* Dataset rows *

* BEGIN *

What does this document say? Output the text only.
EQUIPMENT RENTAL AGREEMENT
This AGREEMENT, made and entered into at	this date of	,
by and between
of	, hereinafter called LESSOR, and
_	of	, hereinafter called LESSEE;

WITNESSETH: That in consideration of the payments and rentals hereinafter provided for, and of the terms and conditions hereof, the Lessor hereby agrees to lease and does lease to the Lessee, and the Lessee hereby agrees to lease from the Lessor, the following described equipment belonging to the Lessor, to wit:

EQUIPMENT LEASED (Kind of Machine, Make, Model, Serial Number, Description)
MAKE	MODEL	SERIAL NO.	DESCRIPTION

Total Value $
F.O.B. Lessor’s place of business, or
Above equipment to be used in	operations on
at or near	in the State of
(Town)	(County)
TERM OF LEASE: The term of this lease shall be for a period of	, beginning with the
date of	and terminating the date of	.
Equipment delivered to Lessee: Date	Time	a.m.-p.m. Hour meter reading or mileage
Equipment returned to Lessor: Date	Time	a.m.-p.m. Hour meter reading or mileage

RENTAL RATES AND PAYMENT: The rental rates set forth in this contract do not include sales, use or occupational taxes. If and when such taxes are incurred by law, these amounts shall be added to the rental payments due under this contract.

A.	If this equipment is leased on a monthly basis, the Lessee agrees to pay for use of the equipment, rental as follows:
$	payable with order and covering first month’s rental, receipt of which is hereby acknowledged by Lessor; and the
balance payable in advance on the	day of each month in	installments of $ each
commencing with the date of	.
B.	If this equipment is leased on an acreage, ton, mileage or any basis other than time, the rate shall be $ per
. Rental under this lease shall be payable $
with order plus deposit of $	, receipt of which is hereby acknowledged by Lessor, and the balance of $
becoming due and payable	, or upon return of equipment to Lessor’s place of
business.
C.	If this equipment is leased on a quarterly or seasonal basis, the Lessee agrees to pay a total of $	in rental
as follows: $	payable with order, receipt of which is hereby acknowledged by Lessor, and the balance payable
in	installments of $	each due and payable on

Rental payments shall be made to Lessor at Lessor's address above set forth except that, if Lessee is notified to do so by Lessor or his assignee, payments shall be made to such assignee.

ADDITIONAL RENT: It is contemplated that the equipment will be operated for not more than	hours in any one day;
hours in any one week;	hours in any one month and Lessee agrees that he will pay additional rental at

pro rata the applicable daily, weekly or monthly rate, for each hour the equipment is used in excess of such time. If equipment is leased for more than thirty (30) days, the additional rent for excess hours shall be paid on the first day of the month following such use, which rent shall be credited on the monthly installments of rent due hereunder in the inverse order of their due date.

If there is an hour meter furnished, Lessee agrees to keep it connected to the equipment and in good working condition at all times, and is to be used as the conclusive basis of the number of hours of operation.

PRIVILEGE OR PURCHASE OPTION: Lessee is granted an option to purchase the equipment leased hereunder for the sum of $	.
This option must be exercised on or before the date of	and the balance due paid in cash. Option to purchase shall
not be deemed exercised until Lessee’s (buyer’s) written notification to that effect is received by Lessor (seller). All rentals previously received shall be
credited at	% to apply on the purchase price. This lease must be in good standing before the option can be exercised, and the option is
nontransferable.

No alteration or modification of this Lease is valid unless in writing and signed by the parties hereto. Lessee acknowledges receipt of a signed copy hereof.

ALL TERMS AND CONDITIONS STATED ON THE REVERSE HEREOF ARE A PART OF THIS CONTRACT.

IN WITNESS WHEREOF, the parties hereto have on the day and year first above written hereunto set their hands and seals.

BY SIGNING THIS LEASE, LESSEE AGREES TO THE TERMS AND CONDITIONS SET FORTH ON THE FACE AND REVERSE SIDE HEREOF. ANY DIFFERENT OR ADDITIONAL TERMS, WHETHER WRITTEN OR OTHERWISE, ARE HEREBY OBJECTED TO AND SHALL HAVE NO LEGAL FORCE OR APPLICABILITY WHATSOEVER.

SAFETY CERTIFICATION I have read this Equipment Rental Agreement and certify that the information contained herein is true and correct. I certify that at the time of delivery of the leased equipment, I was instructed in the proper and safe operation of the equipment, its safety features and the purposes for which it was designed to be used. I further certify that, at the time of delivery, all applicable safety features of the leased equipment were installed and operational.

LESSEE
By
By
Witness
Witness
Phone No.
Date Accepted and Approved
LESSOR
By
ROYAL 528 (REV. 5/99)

* END *

Reproduce each entry exactly, leaving out nothing.

* In response *
What does this document say? Output the text only.
EQUIPMENT RENTAL AGREEMENT
This AGREEMENT, made and entered into at	this date of	,
by and between
of	, hereinafter called LESSOR, and
_	of	, hereinafter called LESSEE;

WITNESSETH: That in consideration of the payments and rentals hereinafter provided for, and of the terms and conditions hereof, the Lessor hereby agrees to lease and does lease to the Lessee, and the Lessee hereby agrees to lease from the Lessor, the following described equipment belonging to the Lessor, to wit:

EQUIPMENT LEASED (Kind of Machine, Make, Model, Serial Number, Description)
MAKE	MODEL	SERIAL NO.	DESCRIPTION

Total Value $
F.O.B. Lessor’s place of business, or
Above equipment to be used in	operations on
at or near	in the State of
(Town)	(County)
TERM OF LEASE: The term of this lease shall be for a period of	, beginning with the
date of	and terminating the date of	.
Equipment delivered to Lessee: Date	Time	a.m.-p.m. Hour meter reading or mileage
Equipment returned to Lessor: Date	Time	a.m.-p.m. Hour meter reading or mileage

RENTAL RATES AND PAYMENT: The rental rates set forth in this contract do not include sales, use or occupational taxes. If and when such taxes are incurred by law, these amounts shall be added to the rental payments due under this contract.

A.	If this equipment is leased on a monthly basis, the Lessee agrees to pay for use of the equipment, rental as follows:
$	payable with order and covering first month’s rental, receipt of which is hereby acknowledged by Lessor; and the
balance payable in advance on the	day of each month in	installments of $ each
commencing with the date of	.
B.	If this equipment is leased on an acreage, ton, mileage or any basis other than time, the rate shall be $ per
. Rental under this lease shall be payable $
with order plus deposit of $	, receipt of which is hereby acknowledged by Lessor, and the balance of $
becoming due and payable	, or upon return of equipment to Lessor’s place of
business.
C.	If this equipment is leased on a quarterly or seasonal basis, the Lessee agrees to pay a total of $	in rental
as follows: $	payable with order, receipt of which is hereby acknowledged by Lessor, and the balance payable
in	installments of $	each due and payable on

Rental payments shall be made to Lessor at Lessor's address above set forth except that, if Lessee is notified to do so by Lessor or his assignee, payments shall be made to such assignee.

ADDITIONAL RENT: It is contemplated that the equipment will be operated for not more than	hours in any one day;
hours in any one week;	hours in any one month and Lessee agrees that he will pay additional rental at

pro rata the applicable daily, weekly or monthly rate, for each hour the equipment is used in excess of such time. If equipment is leased for more than thirty (30) days, the additional rent for excess hours shall be paid on the first day of the month following such use, which rent shall be credited on the monthly installments of rent due hereunder in the inverse order of their due date.

If there is an hour meter furnished, Lessee agrees to keep it connected to the equipment and in good working condition at all times, and is to be used as the conclusive basis of the number of hours of operation.

PRIVILEGE OR PURCHASE OPTION: Lessee is granted an option to purchase the equipment leased hereunder for the sum of $	.
This option must be exercised on or before the date of	and the balance due paid in cash. Option to purchase shall
not be deemed exercised until Lessee’s (buyer’s) written notification to that effect is received by Lessor (seller). All rentals previously received shall be
credited at	% to apply on the purchase price. This lease must be in good standing before the option can be exercised, and the option is
nontransferable.

No alteration or modification of this Lease is valid unless in writing and signed by the parties hereto. Lessee acknowledges receipt of a signed copy hereof.

ALL TERMS AND CONDITIONS STATED ON THE REVERSE HEREOF ARE A PART OF THIS CONTRACT.

IN WITNESS WHEREOF, the parties hereto have on the day and year first above written hereunto set their hands and seals.

BY SIGNING THIS LEASE, LESSEE AGREES TO THE TERMS AND CONDITIONS SET FORTH ON THE FACE AND REVERSE SIDE HEREOF. ANY DIFFERENT OR ADDITIONAL TERMS, WHETHER WRITTEN OR OTHERWISE, ARE HEREBY OBJECTED TO AND SHALL HAVE NO LEGAL FORCE OR APPLICABILITY WHATSOEVER.

SAFETY CERTIFICATION I have read this Equipment Rental Agreement and certify that the information contained herein is true and correct. I certify that at the time of delivery of the leased equipment, I was instructed in the proper and safe operation of the equipment, its safety features and the purposes for which it was designed to be used. I further certify that, at the time of delivery, all applicable safety features of the leased equipment were installed and operational.

LESSEE
By
By
Witness
Witness
Phone No.
Date Accepted and Approved
LESSOR
By
ROYAL 528 (REV. 5/99)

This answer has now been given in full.